▶ **Dataset rows**
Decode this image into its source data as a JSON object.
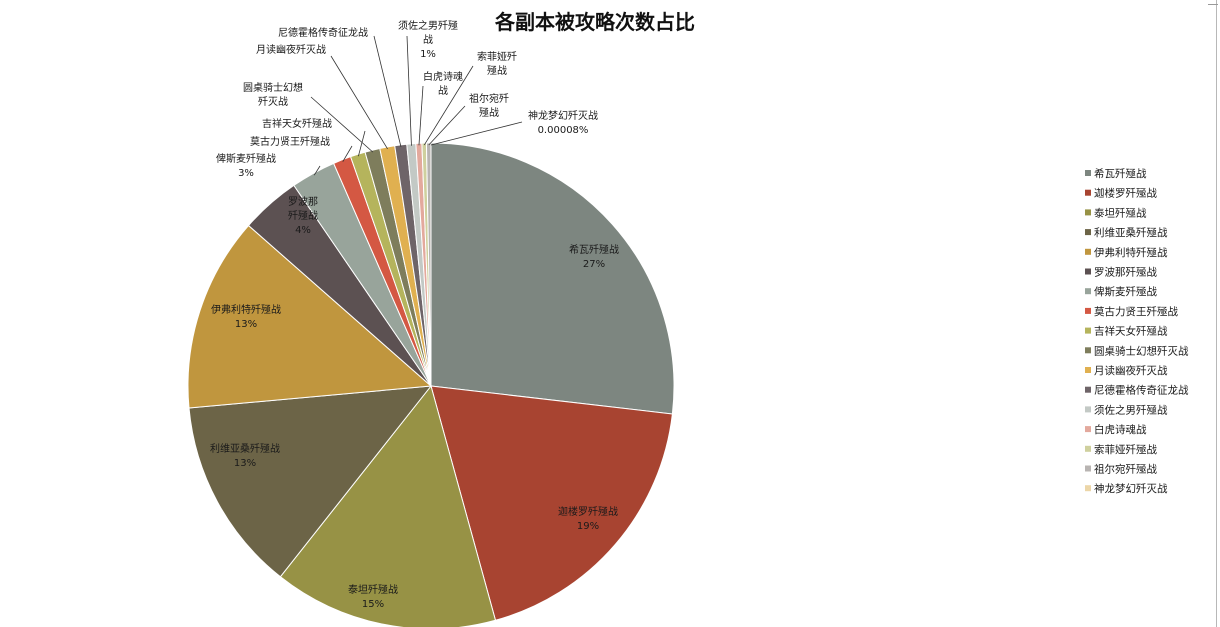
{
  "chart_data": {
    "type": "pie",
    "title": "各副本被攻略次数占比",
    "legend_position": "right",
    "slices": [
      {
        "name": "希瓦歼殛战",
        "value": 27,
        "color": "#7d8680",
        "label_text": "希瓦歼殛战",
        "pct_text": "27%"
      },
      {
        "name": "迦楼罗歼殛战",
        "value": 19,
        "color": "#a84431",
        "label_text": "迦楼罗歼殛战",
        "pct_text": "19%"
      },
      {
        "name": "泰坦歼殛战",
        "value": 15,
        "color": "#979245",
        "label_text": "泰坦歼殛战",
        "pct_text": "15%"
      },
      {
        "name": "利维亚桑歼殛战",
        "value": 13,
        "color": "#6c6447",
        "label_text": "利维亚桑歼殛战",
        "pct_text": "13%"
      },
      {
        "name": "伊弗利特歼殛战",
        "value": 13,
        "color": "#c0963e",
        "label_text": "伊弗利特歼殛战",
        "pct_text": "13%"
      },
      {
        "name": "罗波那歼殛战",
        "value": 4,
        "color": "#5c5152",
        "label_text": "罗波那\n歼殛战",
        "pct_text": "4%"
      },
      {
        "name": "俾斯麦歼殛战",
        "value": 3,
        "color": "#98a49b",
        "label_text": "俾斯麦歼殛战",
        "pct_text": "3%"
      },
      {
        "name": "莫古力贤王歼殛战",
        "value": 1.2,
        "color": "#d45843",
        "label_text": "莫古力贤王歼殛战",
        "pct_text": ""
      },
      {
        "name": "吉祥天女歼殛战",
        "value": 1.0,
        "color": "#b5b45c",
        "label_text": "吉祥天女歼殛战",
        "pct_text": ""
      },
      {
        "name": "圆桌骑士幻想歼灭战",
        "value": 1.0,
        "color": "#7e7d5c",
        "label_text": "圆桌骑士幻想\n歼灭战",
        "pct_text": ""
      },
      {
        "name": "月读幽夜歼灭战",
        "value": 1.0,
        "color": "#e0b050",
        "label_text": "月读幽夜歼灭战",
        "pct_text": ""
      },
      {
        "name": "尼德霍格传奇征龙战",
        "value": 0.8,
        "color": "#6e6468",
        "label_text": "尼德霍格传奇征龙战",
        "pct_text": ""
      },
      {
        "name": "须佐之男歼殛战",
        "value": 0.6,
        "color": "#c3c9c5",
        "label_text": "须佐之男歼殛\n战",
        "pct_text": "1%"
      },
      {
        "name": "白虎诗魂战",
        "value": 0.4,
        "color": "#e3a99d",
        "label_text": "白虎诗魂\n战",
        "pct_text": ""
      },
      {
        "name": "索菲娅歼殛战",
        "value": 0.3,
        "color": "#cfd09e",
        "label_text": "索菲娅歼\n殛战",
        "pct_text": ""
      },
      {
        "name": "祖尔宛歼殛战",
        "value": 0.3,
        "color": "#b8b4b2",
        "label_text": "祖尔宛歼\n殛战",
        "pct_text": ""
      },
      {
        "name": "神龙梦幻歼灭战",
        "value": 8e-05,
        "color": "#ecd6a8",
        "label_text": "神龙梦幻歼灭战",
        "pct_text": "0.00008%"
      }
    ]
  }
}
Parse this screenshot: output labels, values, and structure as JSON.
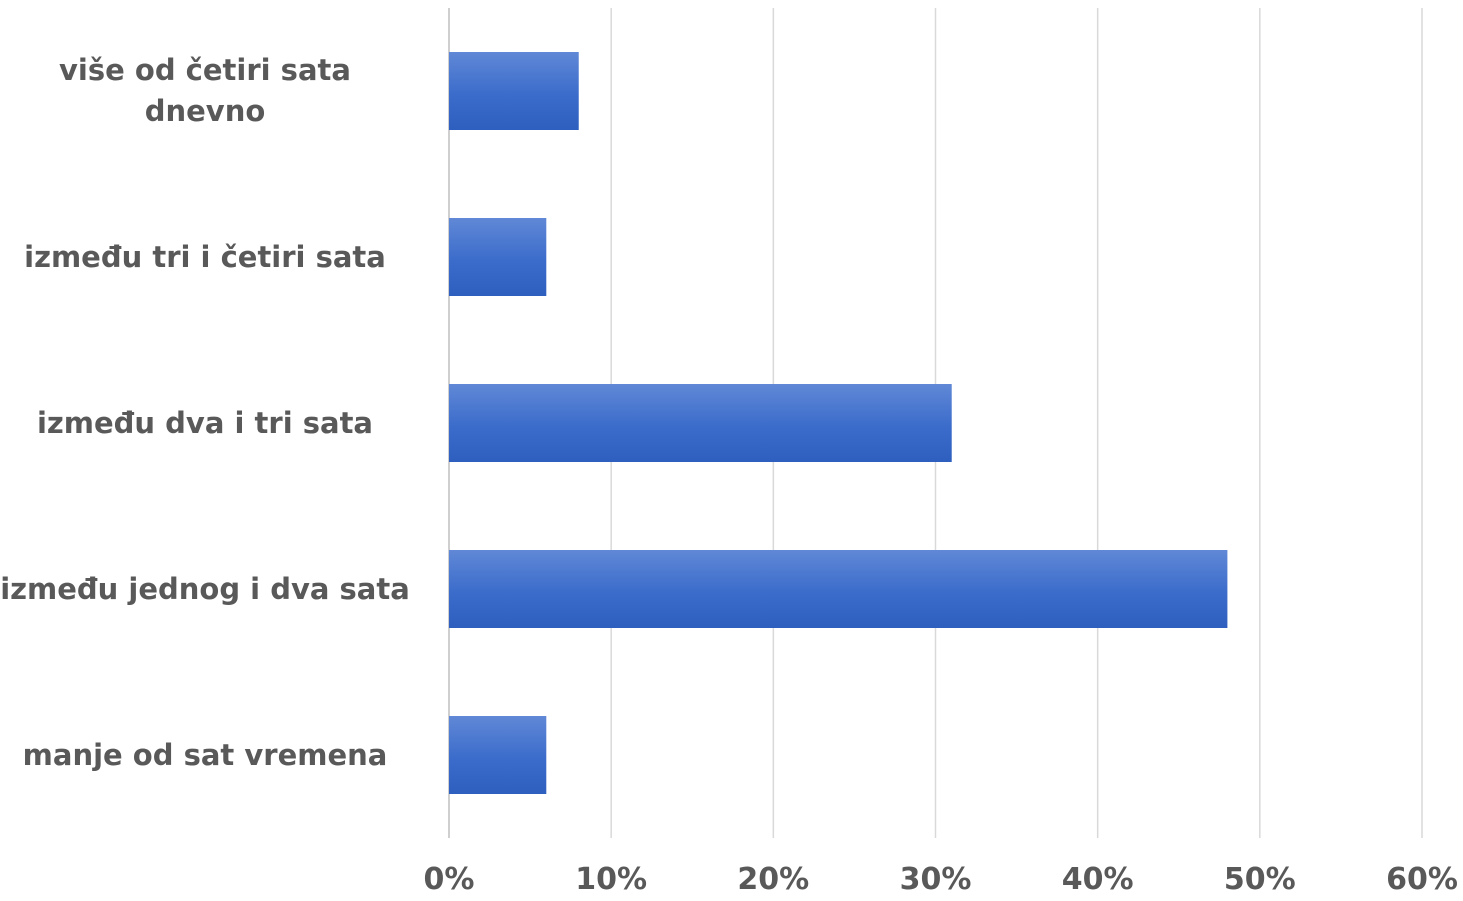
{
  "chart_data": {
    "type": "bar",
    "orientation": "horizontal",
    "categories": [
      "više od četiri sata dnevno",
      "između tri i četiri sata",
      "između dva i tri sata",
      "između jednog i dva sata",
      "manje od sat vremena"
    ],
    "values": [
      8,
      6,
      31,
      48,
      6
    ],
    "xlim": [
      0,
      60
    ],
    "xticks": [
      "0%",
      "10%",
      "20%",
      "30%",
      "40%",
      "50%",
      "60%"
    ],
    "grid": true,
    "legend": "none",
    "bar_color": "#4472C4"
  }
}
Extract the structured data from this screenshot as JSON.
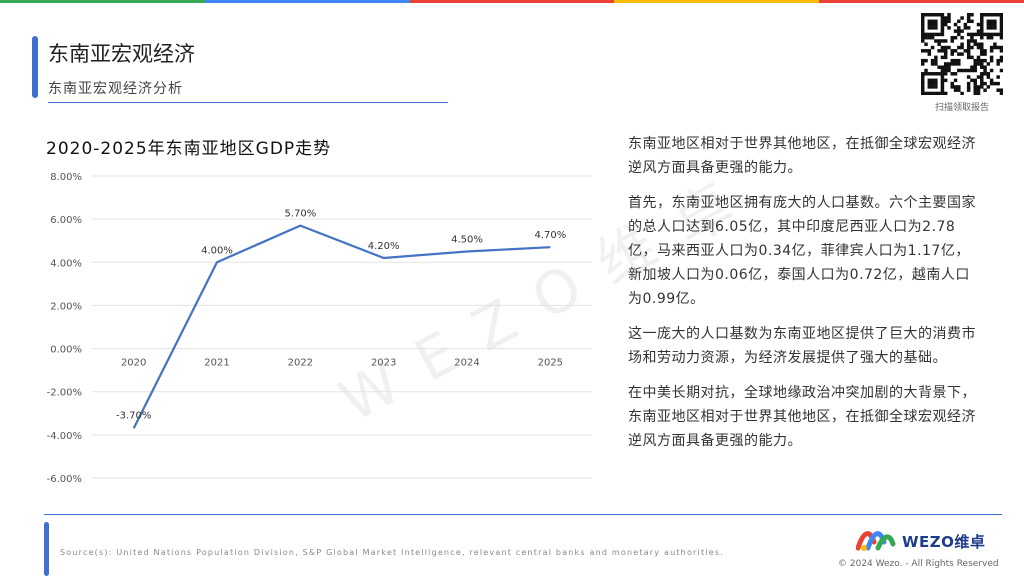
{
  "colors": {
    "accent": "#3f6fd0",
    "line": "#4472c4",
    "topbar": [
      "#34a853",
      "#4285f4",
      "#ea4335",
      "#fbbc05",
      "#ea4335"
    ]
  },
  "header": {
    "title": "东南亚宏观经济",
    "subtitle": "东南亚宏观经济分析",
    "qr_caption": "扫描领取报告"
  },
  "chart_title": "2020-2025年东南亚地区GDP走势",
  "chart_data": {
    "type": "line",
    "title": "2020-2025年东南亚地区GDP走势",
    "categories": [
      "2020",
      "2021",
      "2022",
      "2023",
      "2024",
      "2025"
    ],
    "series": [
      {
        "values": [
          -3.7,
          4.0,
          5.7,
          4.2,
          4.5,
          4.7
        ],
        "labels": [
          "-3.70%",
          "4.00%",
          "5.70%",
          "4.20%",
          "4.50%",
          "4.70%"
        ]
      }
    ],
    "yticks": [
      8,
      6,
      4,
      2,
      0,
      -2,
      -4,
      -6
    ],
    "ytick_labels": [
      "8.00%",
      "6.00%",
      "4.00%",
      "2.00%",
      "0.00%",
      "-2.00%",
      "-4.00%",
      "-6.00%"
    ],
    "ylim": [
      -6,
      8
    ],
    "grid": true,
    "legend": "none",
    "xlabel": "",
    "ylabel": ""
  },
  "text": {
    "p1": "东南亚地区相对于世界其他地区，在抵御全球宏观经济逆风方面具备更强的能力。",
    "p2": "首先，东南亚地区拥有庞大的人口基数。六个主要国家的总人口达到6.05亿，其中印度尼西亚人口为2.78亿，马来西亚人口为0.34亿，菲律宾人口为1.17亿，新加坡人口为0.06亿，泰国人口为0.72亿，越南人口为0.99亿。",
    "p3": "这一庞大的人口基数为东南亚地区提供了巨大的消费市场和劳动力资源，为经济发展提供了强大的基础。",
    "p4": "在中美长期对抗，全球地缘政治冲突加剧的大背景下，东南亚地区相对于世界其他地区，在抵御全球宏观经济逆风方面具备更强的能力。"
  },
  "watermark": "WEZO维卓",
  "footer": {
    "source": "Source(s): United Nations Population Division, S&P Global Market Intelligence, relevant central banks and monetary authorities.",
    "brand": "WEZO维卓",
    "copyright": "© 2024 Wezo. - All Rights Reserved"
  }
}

▶ **To be done**
Set down all the data again exactly as above, pictures excluded.

▶ **The solution**
Decode this image into its source data as a JSON object.
{
  "chart_data": {
    "type": "pie",
    "title": "各副本被攻略次数占比",
    "legend_position": "right",
    "slices": [
      {
        "name": "希瓦歼殛战",
        "value": 27,
        "color": "#7d8680",
        "label_text": "希瓦歼殛战",
        "pct_text": "27%"
      },
      {
        "name": "迦楼罗歼殛战",
        "value": 19,
        "color": "#a84431",
        "label_text": "迦楼罗歼殛战",
        "pct_text": "19%"
      },
      {
        "name": "泰坦歼殛战",
        "value": 15,
        "color": "#979245",
        "label_text": "泰坦歼殛战",
        "pct_text": "15%"
      },
      {
        "name": "利维亚桑歼殛战",
        "value": 13,
        "color": "#6c6447",
        "label_text": "利维亚桑歼殛战",
        "pct_text": "13%"
      },
      {
        "name": "伊弗利特歼殛战",
        "value": 13,
        "color": "#c0963e",
        "label_text": "伊弗利特歼殛战",
        "pct_text": "13%"
      },
      {
        "name": "罗波那歼殛战",
        "value": 4,
        "color": "#5c5152",
        "label_text": "罗波那\n歼殛战",
        "pct_text": "4%"
      },
      {
        "name": "俾斯麦歼殛战",
        "value": 3,
        "color": "#98a49b",
        "label_text": "俾斯麦歼殛战",
        "pct_text": "3%"
      },
      {
        "name": "莫古力贤王歼殛战",
        "value": 1.2,
        "color": "#d45843",
        "label_text": "莫古力贤王歼殛战",
        "pct_text": ""
      },
      {
        "name": "吉祥天女歼殛战",
        "value": 1.0,
        "color": "#b5b45c",
        "label_text": "吉祥天女歼殛战",
        "pct_text": ""
      },
      {
        "name": "圆桌骑士幻想歼灭战",
        "value": 1.0,
        "color": "#7e7d5c",
        "label_text": "圆桌骑士幻想\n歼灭战",
        "pct_text": ""
      },
      {
        "name": "月读幽夜歼灭战",
        "value": 1.0,
        "color": "#e0b050",
        "label_text": "月读幽夜歼灭战",
        "pct_text": ""
      },
      {
        "name": "尼德霍格传奇征龙战",
        "value": 0.8,
        "color": "#6e6468",
        "label_text": "尼德霍格传奇征龙战",
        "pct_text": ""
      },
      {
        "name": "须佐之男歼殛战",
        "value": 0.6,
        "color": "#c3c9c5",
        "label_text": "须佐之男歼殛\n战",
        "pct_text": "1%"
      },
      {
        "name": "白虎诗魂战",
        "value": 0.4,
        "color": "#e3a99d",
        "label_text": "白虎诗魂\n战",
        "pct_text": ""
      },
      {
        "name": "索菲娅歼殛战",
        "value": 0.3,
        "color": "#cfd09e",
        "label_text": "索菲娅歼\n殛战",
        "pct_text": ""
      },
      {
        "name": "祖尔宛歼殛战",
        "value": 0.3,
        "color": "#b8b4b2",
        "label_text": "祖尔宛歼\n殛战",
        "pct_text": ""
      },
      {
        "name": "神龙梦幻歼灭战",
        "value": 8e-05,
        "color": "#ecd6a8",
        "label_text": "神龙梦幻歼灭战",
        "pct_text": "0.00008%"
      }
    ]
  }
}
Parse this screenshot: output labels, values, and structure as JSON.
{
  "chart_data": {
    "type": "bar",
    "orientation": "horizontal",
    "categories": [
      "više od četiri sata dnevno",
      "između tri i četiri sata",
      "između dva i tri sata",
      "između jednog i dva sata",
      "manje od sat vremena"
    ],
    "values": [
      8,
      6,
      31,
      48,
      6
    ],
    "xlim": [
      0,
      60
    ],
    "xticks": [
      "0%",
      "10%",
      "20%",
      "30%",
      "40%",
      "50%",
      "60%"
    ],
    "grid": true,
    "legend": "none",
    "bar_color": "#4472C4"
  }
}
Extract the structured data from this screenshot as JSON.
{
  "colors": {
    "accent": "#3f6fd0",
    "line": "#4472c4",
    "topbar": [
      "#34a853",
      "#4285f4",
      "#ea4335",
      "#fbbc05",
      "#ea4335"
    ]
  },
  "header": {
    "title": "东南亚宏观经济",
    "subtitle": "东南亚宏观经济分析",
    "qr_caption": "扫描领取报告"
  },
  "chart_title": "2020-2025年东南亚地区GDP走势",
  "chart_data": {
    "type": "line",
    "title": "2020-2025年东南亚地区GDP走势",
    "categories": [
      "2020",
      "2021",
      "2022",
      "2023",
      "2024",
      "2025"
    ],
    "series": [
      {
        "values": [
          -3.7,
          4.0,
          5.7,
          4.2,
          4.5,
          4.7
        ],
        "labels": [
          "-3.70%",
          "4.00%",
          "5.70%",
          "4.20%",
          "4.50%",
          "4.70%"
        ]
      }
    ],
    "yticks": [
      8,
      6,
      4,
      2,
      0,
      -2,
      -4,
      -6
    ],
    "ytick_labels": [
      "8.00%",
      "6.00%",
      "4.00%",
      "2.00%",
      "0.00%",
      "-2.00%",
      "-4.00%",
      "-6.00%"
    ],
    "ylim": [
      -6,
      8
    ],
    "grid": true,
    "legend": "none",
    "xlabel": "",
    "ylabel": ""
  },
  "text": {
    "p1": "东南亚地区相对于世界其他地区，在抵御全球宏观经济逆风方面具备更强的能力。",
    "p2": "首先，东南亚地区拥有庞大的人口基数。六个主要国家的总人口达到6.05亿，其中印度尼西亚人口为2.78亿，马来西亚人口为0.34亿，菲律宾人口为1.17亿，新加坡人口为0.06亿，泰国人口为0.72亿，越南人口为0.99亿。",
    "p3": "这一庞大的人口基数为东南亚地区提供了巨大的消费市场和劳动力资源，为经济发展提供了强大的基础。",
    "p4": "在中美长期对抗，全球地缘政治冲突加剧的大背景下，东南亚地区相对于世界其他地区，在抵御全球宏观经济逆风方面具备更强的能力。"
  },
  "watermark": "WEZO维卓",
  "footer": {
    "source": "Source(s): United Nations Population Division, S&P Global Market Intelligence, relevant central banks and monetary authorities.",
    "brand": "WEZO维卓",
    "copyright": "© 2024 Wezo. - All Rights Reserved"
  }
}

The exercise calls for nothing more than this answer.